» **What is being asked**: Reproduce the full listing that appears beneath this instruction exactly.

» **Listed records**:
## start

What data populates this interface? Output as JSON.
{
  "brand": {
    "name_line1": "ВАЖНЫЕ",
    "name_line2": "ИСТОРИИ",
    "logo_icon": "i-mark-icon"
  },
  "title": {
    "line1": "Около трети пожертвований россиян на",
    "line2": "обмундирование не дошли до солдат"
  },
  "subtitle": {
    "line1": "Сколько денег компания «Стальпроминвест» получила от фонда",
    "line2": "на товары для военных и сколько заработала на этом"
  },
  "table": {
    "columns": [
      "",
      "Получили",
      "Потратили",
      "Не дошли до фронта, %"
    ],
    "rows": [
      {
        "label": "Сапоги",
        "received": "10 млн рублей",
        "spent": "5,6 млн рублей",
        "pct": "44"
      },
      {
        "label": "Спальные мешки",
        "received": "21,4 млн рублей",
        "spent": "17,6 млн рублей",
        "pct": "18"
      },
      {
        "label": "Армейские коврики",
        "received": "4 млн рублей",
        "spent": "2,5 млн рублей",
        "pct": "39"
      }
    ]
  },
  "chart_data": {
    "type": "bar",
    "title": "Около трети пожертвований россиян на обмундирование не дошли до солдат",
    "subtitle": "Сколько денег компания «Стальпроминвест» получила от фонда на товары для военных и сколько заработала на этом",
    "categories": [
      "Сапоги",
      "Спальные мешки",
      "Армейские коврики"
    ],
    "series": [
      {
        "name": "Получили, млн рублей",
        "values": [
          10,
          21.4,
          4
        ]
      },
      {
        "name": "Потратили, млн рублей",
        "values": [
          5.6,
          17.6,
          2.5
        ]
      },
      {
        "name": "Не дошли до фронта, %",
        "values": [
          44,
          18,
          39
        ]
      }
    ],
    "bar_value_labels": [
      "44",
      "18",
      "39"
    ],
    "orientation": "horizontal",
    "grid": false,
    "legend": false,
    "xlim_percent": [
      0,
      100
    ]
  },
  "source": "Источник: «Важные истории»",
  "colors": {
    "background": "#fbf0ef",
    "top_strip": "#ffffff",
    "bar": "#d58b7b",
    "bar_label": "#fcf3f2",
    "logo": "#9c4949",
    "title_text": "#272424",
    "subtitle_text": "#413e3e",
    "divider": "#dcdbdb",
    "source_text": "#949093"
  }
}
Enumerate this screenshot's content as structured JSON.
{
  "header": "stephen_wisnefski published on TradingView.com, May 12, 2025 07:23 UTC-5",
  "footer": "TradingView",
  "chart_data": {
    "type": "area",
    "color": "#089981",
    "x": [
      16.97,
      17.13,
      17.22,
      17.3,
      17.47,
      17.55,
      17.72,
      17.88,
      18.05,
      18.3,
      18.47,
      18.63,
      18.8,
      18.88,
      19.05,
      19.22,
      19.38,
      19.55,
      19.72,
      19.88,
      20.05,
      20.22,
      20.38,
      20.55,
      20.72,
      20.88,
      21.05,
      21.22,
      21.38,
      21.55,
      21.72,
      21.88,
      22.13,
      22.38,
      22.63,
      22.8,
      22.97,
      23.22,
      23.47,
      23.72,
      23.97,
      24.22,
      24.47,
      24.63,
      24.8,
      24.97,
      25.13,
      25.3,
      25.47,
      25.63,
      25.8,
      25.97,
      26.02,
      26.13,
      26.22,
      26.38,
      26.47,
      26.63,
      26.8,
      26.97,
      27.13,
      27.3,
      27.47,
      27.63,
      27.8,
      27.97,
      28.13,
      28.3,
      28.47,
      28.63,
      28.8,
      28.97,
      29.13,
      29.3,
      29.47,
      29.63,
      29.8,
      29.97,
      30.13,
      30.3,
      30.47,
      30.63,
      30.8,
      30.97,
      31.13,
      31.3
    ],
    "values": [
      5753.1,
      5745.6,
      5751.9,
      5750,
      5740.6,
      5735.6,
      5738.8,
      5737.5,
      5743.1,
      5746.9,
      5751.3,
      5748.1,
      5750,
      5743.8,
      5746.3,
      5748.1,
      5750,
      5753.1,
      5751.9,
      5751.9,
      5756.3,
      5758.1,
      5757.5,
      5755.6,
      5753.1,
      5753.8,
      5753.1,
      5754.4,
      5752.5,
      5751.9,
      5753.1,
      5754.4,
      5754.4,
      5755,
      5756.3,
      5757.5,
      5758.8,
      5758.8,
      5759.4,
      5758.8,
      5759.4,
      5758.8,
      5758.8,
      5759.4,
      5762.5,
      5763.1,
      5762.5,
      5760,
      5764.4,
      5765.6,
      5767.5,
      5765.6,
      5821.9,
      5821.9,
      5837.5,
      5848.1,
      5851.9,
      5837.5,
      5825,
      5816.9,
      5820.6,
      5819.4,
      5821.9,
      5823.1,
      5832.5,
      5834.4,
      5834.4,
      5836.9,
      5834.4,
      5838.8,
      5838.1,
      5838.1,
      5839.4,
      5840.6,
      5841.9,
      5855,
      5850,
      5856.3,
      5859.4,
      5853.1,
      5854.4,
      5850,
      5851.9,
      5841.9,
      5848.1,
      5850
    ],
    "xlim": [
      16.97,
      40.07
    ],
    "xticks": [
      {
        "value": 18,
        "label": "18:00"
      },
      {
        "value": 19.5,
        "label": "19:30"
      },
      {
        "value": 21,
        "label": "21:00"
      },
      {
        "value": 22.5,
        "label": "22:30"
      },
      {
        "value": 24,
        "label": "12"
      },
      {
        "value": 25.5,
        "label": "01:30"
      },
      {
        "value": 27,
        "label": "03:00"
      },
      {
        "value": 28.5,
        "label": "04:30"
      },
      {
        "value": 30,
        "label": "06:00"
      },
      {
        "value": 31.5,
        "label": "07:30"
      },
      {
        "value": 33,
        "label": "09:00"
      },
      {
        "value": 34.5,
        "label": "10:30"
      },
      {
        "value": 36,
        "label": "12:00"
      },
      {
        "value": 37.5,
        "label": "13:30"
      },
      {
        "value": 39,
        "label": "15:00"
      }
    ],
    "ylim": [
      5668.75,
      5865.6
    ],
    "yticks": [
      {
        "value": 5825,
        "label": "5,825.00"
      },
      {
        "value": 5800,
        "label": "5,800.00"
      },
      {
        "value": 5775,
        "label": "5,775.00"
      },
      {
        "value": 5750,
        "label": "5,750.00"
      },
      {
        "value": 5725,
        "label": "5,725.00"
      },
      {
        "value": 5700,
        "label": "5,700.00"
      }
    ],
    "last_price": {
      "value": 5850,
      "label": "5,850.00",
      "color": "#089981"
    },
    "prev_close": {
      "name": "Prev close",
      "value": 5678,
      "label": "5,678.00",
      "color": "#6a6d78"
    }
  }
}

## end

» **Answer to the problem**:
What data populates this interface? Output as JSON.
{
  "brand": {
    "name_line1": "ВАЖНЫЕ",
    "name_line2": "ИСТОРИИ",
    "logo_icon": "i-mark-icon"
  },
  "title": {
    "line1": "Около трети пожертвований россиян на",
    "line2": "обмундирование не дошли до солдат"
  },
  "subtitle": {
    "line1": "Сколько денег компания «Стальпроминвест» получила от фонда",
    "line2": "на товары для военных и сколько заработала на этом"
  },
  "table": {
    "columns": [
      "",
      "Получили",
      "Потратили",
      "Не дошли до фронта, %"
    ],
    "rows": [
      {
        "label": "Сапоги",
        "received": "10 млн рублей",
        "spent": "5,6 млн рублей",
        "pct": "44"
      },
      {
        "label": "Спальные мешки",
        "received": "21,4 млн рублей",
        "spent": "17,6 млн рублей",
        "pct": "18"
      },
      {
        "label": "Армейские коврики",
        "received": "4 млн рублей",
        "spent": "2,5 млн рублей",
        "pct": "39"
      }
    ]
  },
  "chart_data": {
    "type": "bar",
    "title": "Около трети пожертвований россиян на обмундирование не дошли до солдат",
    "subtitle": "Сколько денег компания «Стальпроминвест» получила от фонда на товары для военных и сколько заработала на этом",
    "categories": [
      "Сапоги",
      "Спальные мешки",
      "Армейские коврики"
    ],
    "series": [
      {
        "name": "Получили, млн рублей",
        "values": [
          10,
          21.4,
          4
        ]
      },
      {
        "name": "Потратили, млн рублей",
        "values": [
          5.6,
          17.6,
          2.5
        ]
      },
      {
        "name": "Не дошли до фронта, %",
        "values": [
          44,
          18,
          39
        ]
      }
    ],
    "bar_value_labels": [
      "44",
      "18",
      "39"
    ],
    "orientation": "horizontal",
    "grid": false,
    "legend": false,
    "xlim_percent": [
      0,
      100
    ]
  },
  "source": "Источник: «Важные истории»",
  "colors": {
    "background": "#fbf0ef",
    "top_strip": "#ffffff",
    "bar": "#d58b7b",
    "bar_label": "#fcf3f2",
    "logo": "#9c4949",
    "title_text": "#272424",
    "subtitle_text": "#413e3e",
    "divider": "#dcdbdb",
    "source_text": "#949093"
  }
}
Enumerate this screenshot's content as structured JSON.
{
  "header": "stephen_wisnefski published on TradingView.com, May 12, 2025 07:23 UTC-5",
  "footer": "TradingView",
  "chart_data": {
    "type": "area",
    "color": "#089981",
    "x": [
      16.97,
      17.13,
      17.22,
      17.3,
      17.47,
      17.55,
      17.72,
      17.88,
      18.05,
      18.3,
      18.47,
      18.63,
      18.8,
      18.88,
      19.05,
      19.22,
      19.38,
      19.55,
      19.72,
      19.88,
      20.05,
      20.22,
      20.38,
      20.55,
      20.72,
      20.88,
      21.05,
      21.22,
      21.38,
      21.55,
      21.72,
      21.88,
      22.13,
      22.38,
      22.63,
      22.8,
      22.97,
      23.22,
      23.47,
      23.72,
      23.97,
      24.22,
      24.47,
      24.63,
      24.8,
      24.97,
      25.13,
      25.3,
      25.47,
      25.63,
      25.8,
      25.97,
      26.02,
      26.13,
      26.22,
      26.38,
      26.47,
      26.63,
      26.8,
      26.97,
      27.13,
      27.3,
      27.47,
      27.63,
      27.8,
      27.97,
      28.13,
      28.3,
      28.47,
      28.63,
      28.8,
      28.97,
      29.13,
      29.3,
      29.47,
      29.63,
      29.8,
      29.97,
      30.13,
      30.3,
      30.47,
      30.63,
      30.8,
      30.97,
      31.13,
      31.3
    ],
    "values": [
      5753.1,
      5745.6,
      5751.9,
      5750,
      5740.6,
      5735.6,
      5738.8,
      5737.5,
      5743.1,
      5746.9,
      5751.3,
      5748.1,
      5750,
      5743.8,
      5746.3,
      5748.1,
      5750,
      5753.1,
      5751.9,
      5751.9,
      5756.3,
      5758.1,
      5757.5,
      5755.6,
      5753.1,
      5753.8,
      5753.1,
      5754.4,
      5752.5,
      5751.9,
      5753.1,
      5754.4,
      5754.4,
      5755,
      5756.3,
      5757.5,
      5758.8,
      5758.8,
      5759.4,
      5758.8,
      5759.4,
      5758.8,
      5758.8,
      5759.4,
      5762.5,
      5763.1,
      5762.5,
      5760,
      5764.4,
      5765.6,
      5767.5,
      5765.6,
      5821.9,
      5821.9,
      5837.5,
      5848.1,
      5851.9,
      5837.5,
      5825,
      5816.9,
      5820.6,
      5819.4,
      5821.9,
      5823.1,
      5832.5,
      5834.4,
      5834.4,
      5836.9,
      5834.4,
      5838.8,
      5838.1,
      5838.1,
      5839.4,
      5840.6,
      5841.9,
      5855,
      5850,
      5856.3,
      5859.4,
      5853.1,
      5854.4,
      5850,
      5851.9,
      5841.9,
      5848.1,
      5850
    ],
    "xlim": [
      16.97,
      40.07
    ],
    "xticks": [
      {
        "value": 18,
        "label": "18:00"
      },
      {
        "value": 19.5,
        "label": "19:30"
      },
      {
        "value": 21,
        "label": "21:00"
      },
      {
        "value": 22.5,
        "label": "22:30"
      },
      {
        "value": 24,
        "label": "12"
      },
      {
        "value": 25.5,
        "label": "01:30"
      },
      {
        "value": 27,
        "label": "03:00"
      },
      {
        "value": 28.5,
        "label": "04:30"
      },
      {
        "value": 30,
        "label": "06:00"
      },
      {
        "value": 31.5,
        "label": "07:30"
      },
      {
        "value": 33,
        "label": "09:00"
      },
      {
        "value": 34.5,
        "label": "10:30"
      },
      {
        "value": 36,
        "label": "12:00"
      },
      {
        "value": 37.5,
        "label": "13:30"
      },
      {
        "value": 39,
        "label": "15:00"
      }
    ],
    "ylim": [
      5668.75,
      5865.6
    ],
    "yticks": [
      {
        "value": 5825,
        "label": "5,825.00"
      },
      {
        "value": 5800,
        "label": "5,800.00"
      },
      {
        "value": 5775,
        "label": "5,775.00"
      },
      {
        "value": 5750,
        "label": "5,750.00"
      },
      {
        "value": 5725,
        "label": "5,725.00"
      },
      {
        "value": 5700,
        "label": "5,700.00"
      }
    ],
    "last_price": {
      "value": 5850,
      "label": "5,850.00",
      "color": "#089981"
    },
    "prev_close": {
      "name": "Prev close",
      "value": 5678,
      "label": "5,678.00",
      "color": "#6a6d78"
    }
  }
}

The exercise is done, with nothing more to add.